Exercise prompt ▸ Transcribe the records that follow in their entirety, omitting any pictures.

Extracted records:
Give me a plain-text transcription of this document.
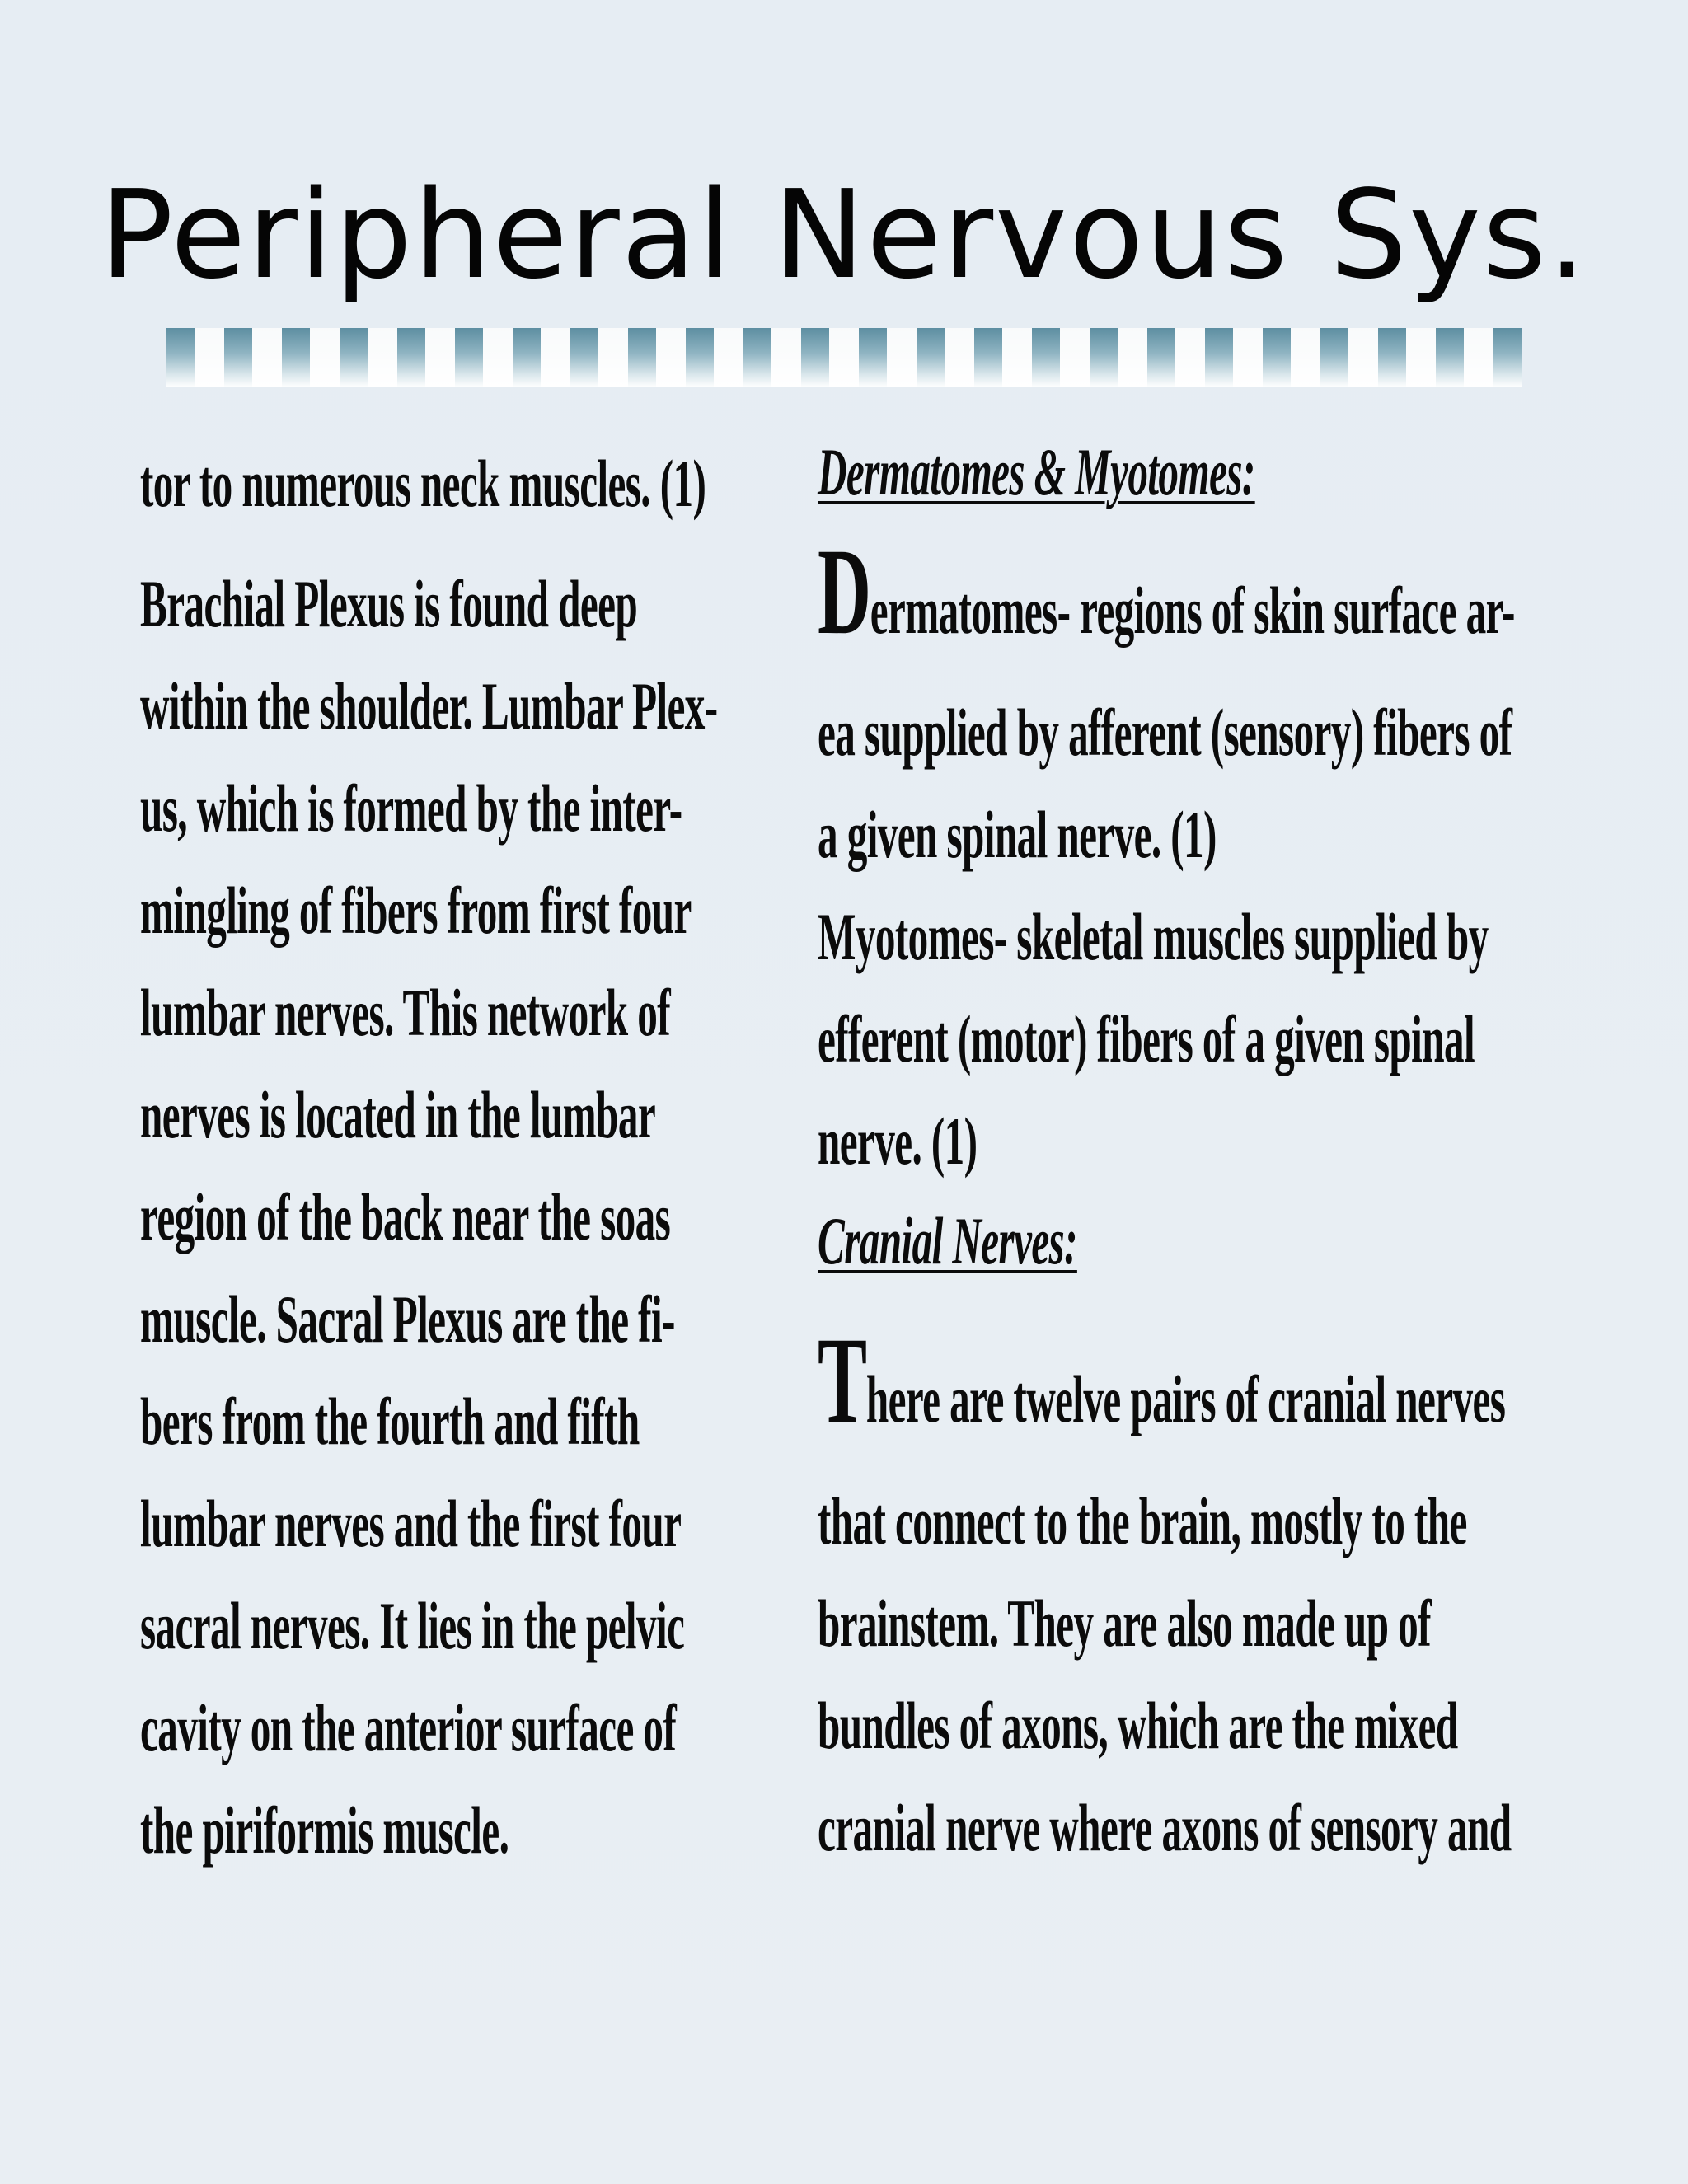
Peripheral Nervous Sys.
tor to numerous neck muscles. (1)
Brachial Plexus is found deep
within the shoulder. Lumbar Plex-
us, which is formed by the inter-
mingling of fibers from first four
lumbar nerves. This network of
nerves is located in the lumbar
region of the back near the soas
muscle. Sacral Plexus are the fi-
bers from the fourth and fifth
lumbar nerves and the first four
sacral nerves. It lies in the pelvic
cavity on the anterior surface of
the piriformis muscle.
Dermatomes & Myotomes:
Dermatomes- regions of skin surface ar-
ea supplied by afferent (sensory) fibers of
a given spinal nerve. (1)
Myotomes- skeletal muscles supplied by
efferent (motor) fibers of a given spinal
nerve. (1)
Cranial Nerves:
There are twelve pairs of cranial nerves
that connect to the brain, mostly to the
brainstem. They are also made up of
bundles of axons, which are the mixed
cranial nerve where axons of sensory and
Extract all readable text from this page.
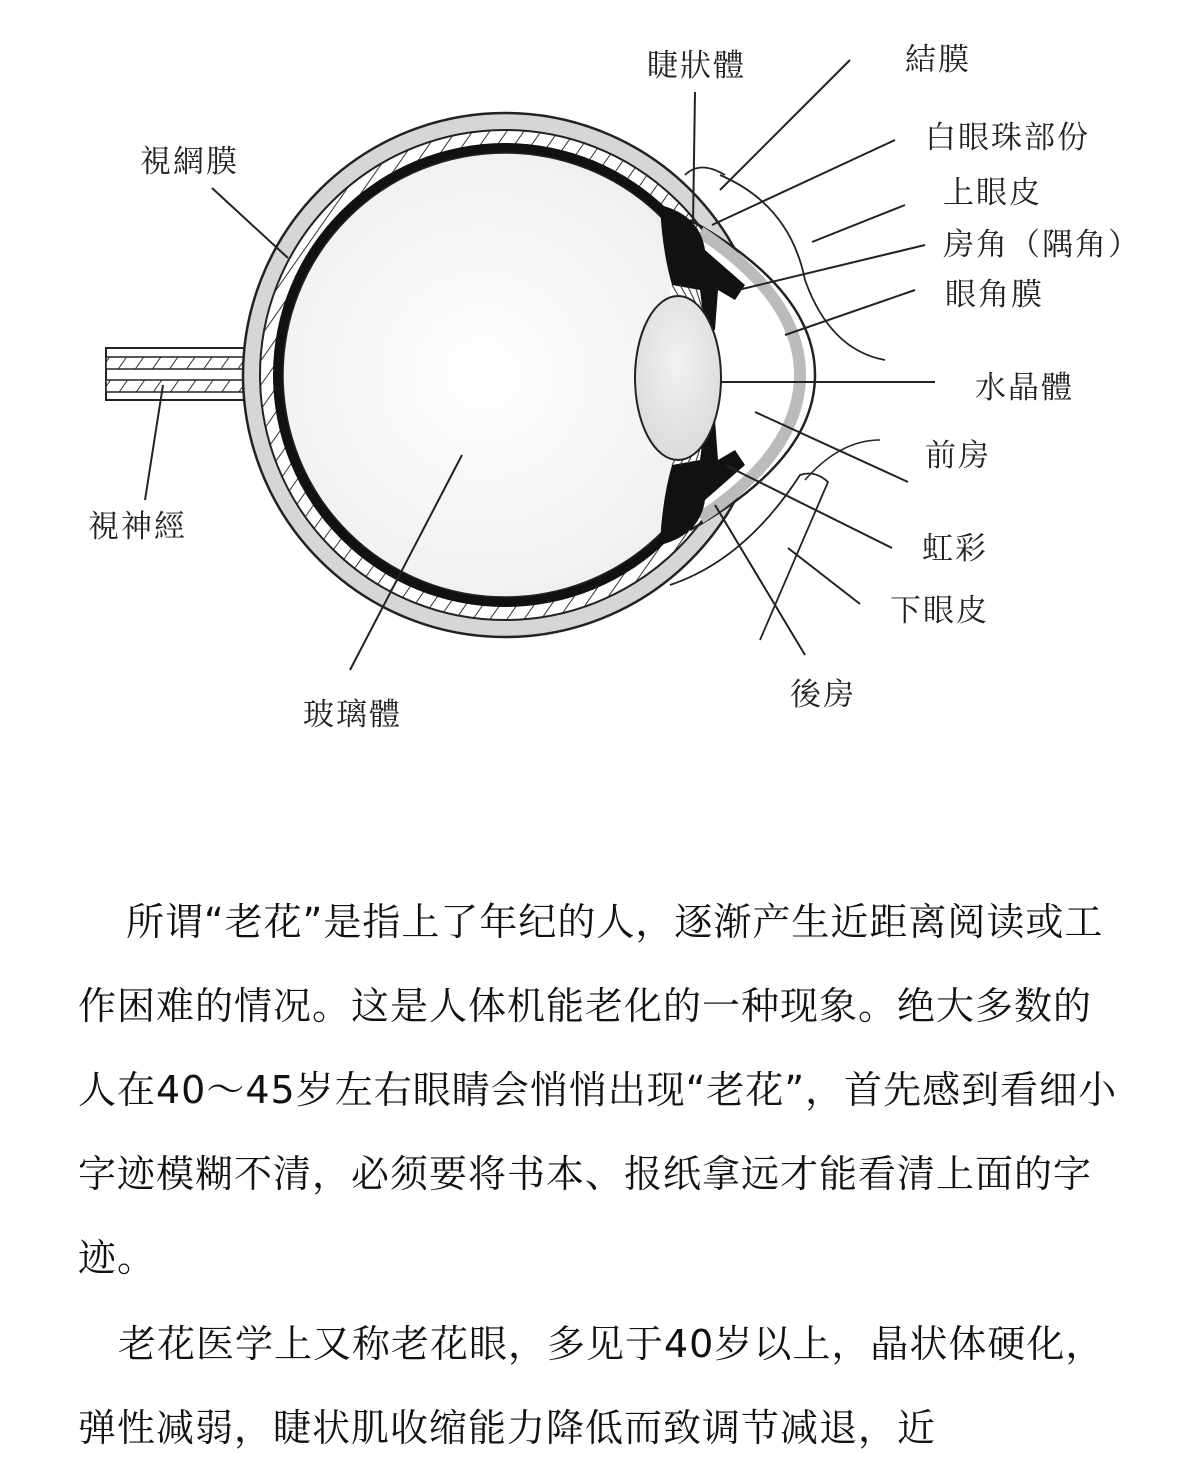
睫狀體	結膜
白眼珠部份
上眼皮
房角（隅角）
眼角膜
視網膜
水晶體
前房
虹彩
視神經
下眼皮
後房
玻璃體

所谓“老花”是指上了年纪的人，逐渐产生近距离阅读或工作困难的情况。这是人体机能老化的一种现象。绝大多数的人在40～45岁左右眼睛会悄悄出现“老花”，首先感到看细小字迹模糊不清，必须要将书本、报纸拿远才能看清上面的字迹。

老花医学上又称老花眼，多见于40岁以上，晶状体硬化，弹性减弱，睫状肌收缩能力降低而致调节减退，近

Full solution ▸
Give me a plain-text transcription of this document.
Peripheral Nervous Sys.
tor to numerous neck muscles. (1)
Brachial Plexus is found deep
within the shoulder. Lumbar Plex-
us, which is formed by the inter-
mingling of fibers from first four
lumbar nerves. This network of
nerves is located in the lumbar
region of the back near the soas
muscle. Sacral Plexus are the fi-
bers from the fourth and fifth
lumbar nerves and the first four
sacral nerves. It lies in the pelvic
cavity on the anterior surface of
the piriformis muscle.
Dermatomes & Myotomes:
Dermatomes- regions of skin surface ar-
ea supplied by afferent (sensory) fibers of
a given spinal nerve. (1)
Myotomes- skeletal muscles supplied by
efferent (motor) fibers of a given spinal
nerve. (1)
Cranial Nerves:
There are twelve pairs of cranial nerves
that connect to the brain, mostly to the
brainstem. They are also made up of
bundles of axons, which are the mixed
cranial nerve where axons of sensory and
Extract all readable text from this page.
睫狀體	結膜
白眼珠部份
上眼皮
房角（隅角）
眼角膜
視網膜
水晶體
前房
虹彩
視神經
下眼皮
後房
玻璃體

所谓“老花”是指上了年纪的人，逐渐产生近距离阅读或工作困难的情况。这是人体机能老化的一种现象。绝大多数的人在40～45岁左右眼睛会悄悄出现“老花”，首先感到看细小字迹模糊不清，必须要将书本、报纸拿远才能看清上面的字迹。

老花医学上又称老花眼，多见于40岁以上，晶状体硬化，弹性减弱，睫状肌收缩能力降低而致调节减退，近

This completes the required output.